* Goal of the exercise
Set down every entry word for word. Omit the pictures.

[Collection entries]
========

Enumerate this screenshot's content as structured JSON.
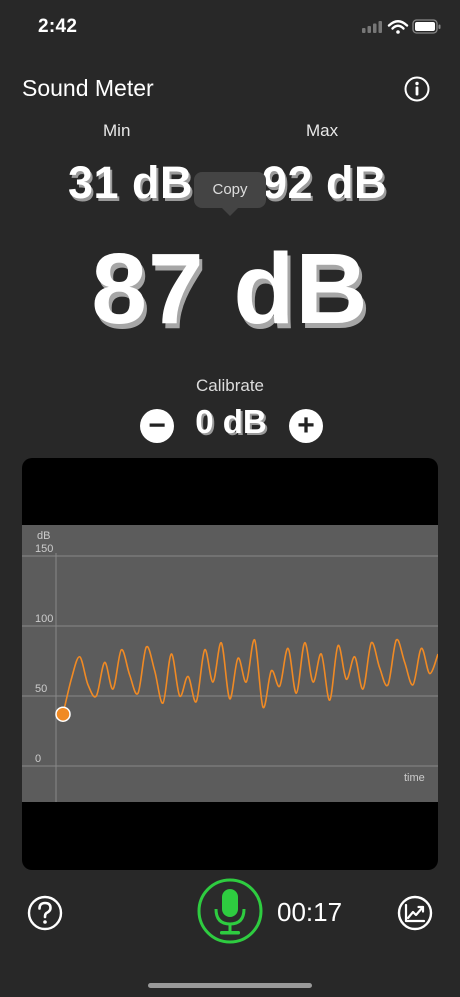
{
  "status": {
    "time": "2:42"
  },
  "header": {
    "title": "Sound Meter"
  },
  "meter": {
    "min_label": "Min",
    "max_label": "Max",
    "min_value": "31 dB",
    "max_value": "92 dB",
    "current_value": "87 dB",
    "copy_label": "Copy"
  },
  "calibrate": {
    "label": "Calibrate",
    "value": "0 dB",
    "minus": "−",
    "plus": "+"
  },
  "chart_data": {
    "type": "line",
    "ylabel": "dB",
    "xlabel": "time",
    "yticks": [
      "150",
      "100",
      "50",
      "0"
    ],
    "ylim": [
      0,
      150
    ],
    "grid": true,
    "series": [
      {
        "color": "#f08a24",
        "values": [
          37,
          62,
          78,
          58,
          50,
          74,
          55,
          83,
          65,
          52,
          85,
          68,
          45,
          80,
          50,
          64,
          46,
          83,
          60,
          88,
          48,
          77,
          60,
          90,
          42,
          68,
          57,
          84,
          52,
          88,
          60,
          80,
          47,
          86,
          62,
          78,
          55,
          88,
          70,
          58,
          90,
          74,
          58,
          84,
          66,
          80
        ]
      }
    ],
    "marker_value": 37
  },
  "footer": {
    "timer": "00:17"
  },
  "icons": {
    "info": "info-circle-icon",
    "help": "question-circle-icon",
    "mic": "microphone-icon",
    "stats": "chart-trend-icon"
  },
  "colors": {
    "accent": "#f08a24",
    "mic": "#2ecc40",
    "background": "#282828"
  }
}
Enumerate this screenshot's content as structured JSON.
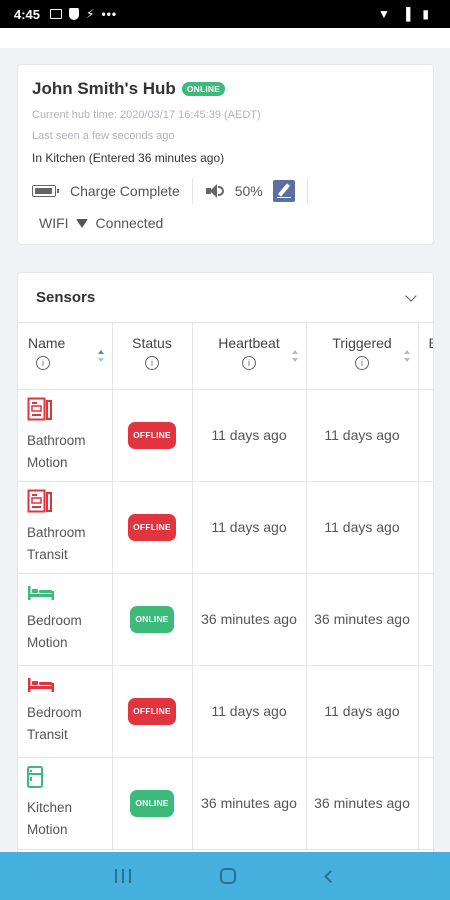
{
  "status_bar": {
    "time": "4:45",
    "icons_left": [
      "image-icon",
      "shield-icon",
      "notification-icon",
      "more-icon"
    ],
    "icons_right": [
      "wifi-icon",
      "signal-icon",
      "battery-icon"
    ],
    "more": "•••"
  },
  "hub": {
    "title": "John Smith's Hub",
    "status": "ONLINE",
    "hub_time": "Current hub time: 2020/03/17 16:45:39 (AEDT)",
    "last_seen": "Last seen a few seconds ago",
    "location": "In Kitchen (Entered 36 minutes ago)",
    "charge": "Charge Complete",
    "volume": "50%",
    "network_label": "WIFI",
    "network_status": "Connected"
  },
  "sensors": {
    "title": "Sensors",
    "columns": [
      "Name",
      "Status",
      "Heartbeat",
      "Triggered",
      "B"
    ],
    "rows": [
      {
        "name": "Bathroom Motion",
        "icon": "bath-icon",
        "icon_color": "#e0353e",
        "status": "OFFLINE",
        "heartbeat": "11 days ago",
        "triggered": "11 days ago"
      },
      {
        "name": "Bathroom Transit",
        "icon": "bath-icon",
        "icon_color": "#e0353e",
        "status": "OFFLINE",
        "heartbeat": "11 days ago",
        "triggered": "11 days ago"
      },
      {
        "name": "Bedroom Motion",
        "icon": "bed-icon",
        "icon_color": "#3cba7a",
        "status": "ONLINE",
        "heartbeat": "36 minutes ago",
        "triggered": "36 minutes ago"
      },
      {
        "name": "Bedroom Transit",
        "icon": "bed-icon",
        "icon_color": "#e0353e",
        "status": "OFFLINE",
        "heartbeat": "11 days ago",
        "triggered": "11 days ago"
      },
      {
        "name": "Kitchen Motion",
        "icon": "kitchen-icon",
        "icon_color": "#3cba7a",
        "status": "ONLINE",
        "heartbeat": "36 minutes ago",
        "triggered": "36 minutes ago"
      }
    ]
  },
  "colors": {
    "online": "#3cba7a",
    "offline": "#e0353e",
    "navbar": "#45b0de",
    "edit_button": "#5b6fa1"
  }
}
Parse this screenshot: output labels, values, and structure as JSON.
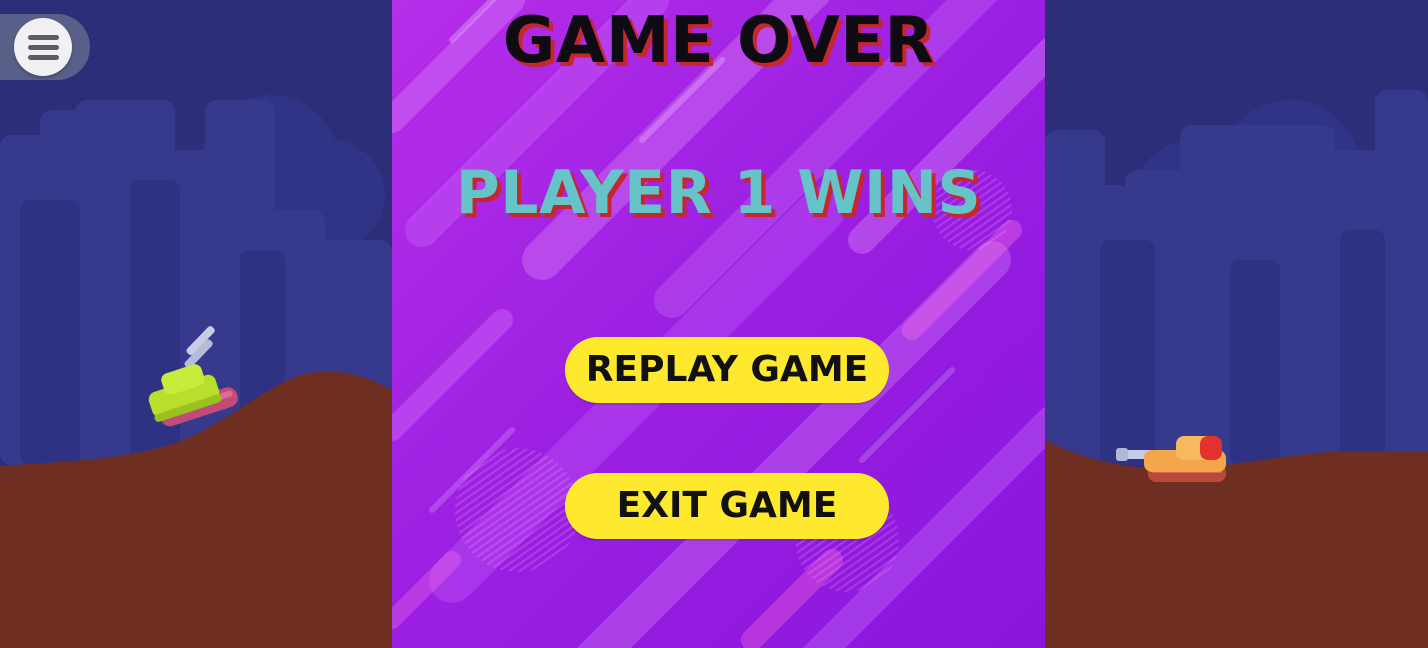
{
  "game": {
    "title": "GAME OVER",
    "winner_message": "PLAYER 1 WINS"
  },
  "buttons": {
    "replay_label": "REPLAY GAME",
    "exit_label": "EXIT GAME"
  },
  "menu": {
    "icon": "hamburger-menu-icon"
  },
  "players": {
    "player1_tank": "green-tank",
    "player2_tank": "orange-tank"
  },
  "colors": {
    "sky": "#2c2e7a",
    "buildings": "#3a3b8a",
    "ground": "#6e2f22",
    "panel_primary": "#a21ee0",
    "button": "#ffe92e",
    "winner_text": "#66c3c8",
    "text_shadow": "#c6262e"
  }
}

========

* Written response
Enumerate this screenshot's content as structured JSON.
{
  "status": {
    "time": "2:42"
  },
  "header": {
    "title": "Sound Meter"
  },
  "meter": {
    "min_label": "Min",
    "max_label": "Max",
    "min_value": "31 dB",
    "max_value": "92 dB",
    "current_value": "87 dB",
    "copy_label": "Copy"
  },
  "calibrate": {
    "label": "Calibrate",
    "value": "0 dB",
    "minus": "−",
    "plus": "+"
  },
  "chart_data": {
    "type": "line",
    "ylabel": "dB",
    "xlabel": "time",
    "yticks": [
      "150",
      "100",
      "50",
      "0"
    ],
    "ylim": [
      0,
      150
    ],
    "grid": true,
    "series": [
      {
        "color": "#f08a24",
        "values": [
          37,
          62,
          78,
          58,
          50,
          74,
          55,
          83,
          65,
          52,
          85,
          68,
          45,
          80,
          50,
          64,
          46,
          83,
          60,
          88,
          48,
          77,
          60,
          90,
          42,
          68,
          57,
          84,
          52,
          88,
          60,
          80,
          47,
          86,
          62,
          78,
          55,
          88,
          70,
          58,
          90,
          74,
          58,
          84,
          66,
          80
        ]
      }
    ],
    "marker_value": 37
  },
  "footer": {
    "timer": "00:17"
  },
  "icons": {
    "info": "info-circle-icon",
    "help": "question-circle-icon",
    "mic": "microphone-icon",
    "stats": "chart-trend-icon"
  },
  "colors": {
    "accent": "#f08a24",
    "mic": "#2ecc40",
    "background": "#282828"
  }
}
Enumerate this screenshot's content as structured JSON.
{
  "status_bar": {
    "time": "4:45",
    "icons_left": [
      "image-icon",
      "shield-icon",
      "notification-icon",
      "more-icon"
    ],
    "icons_right": [
      "wifi-icon",
      "signal-icon",
      "battery-icon"
    ],
    "more": "•••"
  },
  "hub": {
    "title": "John Smith's Hub",
    "status": "ONLINE",
    "hub_time": "Current hub time: 2020/03/17 16:45:39 (AEDT)",
    "last_seen": "Last seen a few seconds ago",
    "location": "In Kitchen (Entered 36 minutes ago)",
    "charge": "Charge Complete",
    "volume": "50%",
    "network_label": "WIFI",
    "network_status": "Connected"
  },
  "sensors": {
    "title": "Sensors",
    "columns": [
      "Name",
      "Status",
      "Heartbeat",
      "Triggered",
      "B"
    ],
    "rows": [
      {
        "name": "Bathroom Motion",
        "icon": "bath-icon",
        "icon_color": "#e0353e",
        "status": "OFFLINE",
        "heartbeat": "11 days ago",
        "triggered": "11 days ago"
      },
      {
        "name": "Bathroom Transit",
        "icon": "bath-icon",
        "icon_color": "#e0353e",
        "status": "OFFLINE",
        "heartbeat": "11 days ago",
        "triggered": "11 days ago"
      },
      {
        "name": "Bedroom Motion",
        "icon": "bed-icon",
        "icon_color": "#3cba7a",
        "status": "ONLINE",
        "heartbeat": "36 minutes ago",
        "triggered": "36 minutes ago"
      },
      {
        "name": "Bedroom Transit",
        "icon": "bed-icon",
        "icon_color": "#e0353e",
        "status": "OFFLINE",
        "heartbeat": "11 days ago",
        "triggered": "11 days ago"
      },
      {
        "name": "Kitchen Motion",
        "icon": "kitchen-icon",
        "icon_color": "#3cba7a",
        "status": "ONLINE",
        "heartbeat": "36 minutes ago",
        "triggered": "36 minutes ago"
      }
    ]
  },
  "colors": {
    "online": "#3cba7a",
    "offline": "#e0353e",
    "navbar": "#45b0de",
    "edit_button": "#5b6fa1"
  }
}
Parse this screenshot: output labels, values, and structure as JSON.
{
  "game": {
    "title": "GAME OVER",
    "winner_message": "PLAYER 1 WINS"
  },
  "buttons": {
    "replay_label": "REPLAY GAME",
    "exit_label": "EXIT GAME"
  },
  "menu": {
    "icon": "hamburger-menu-icon"
  },
  "players": {
    "player1_tank": "green-tank",
    "player2_tank": "orange-tank"
  },
  "colors": {
    "sky": "#2c2e7a",
    "buildings": "#3a3b8a",
    "ground": "#6e2f22",
    "panel_primary": "#a21ee0",
    "button": "#ffe92e",
    "winner_text": "#66c3c8",
    "text_shadow": "#c6262e"
  }
}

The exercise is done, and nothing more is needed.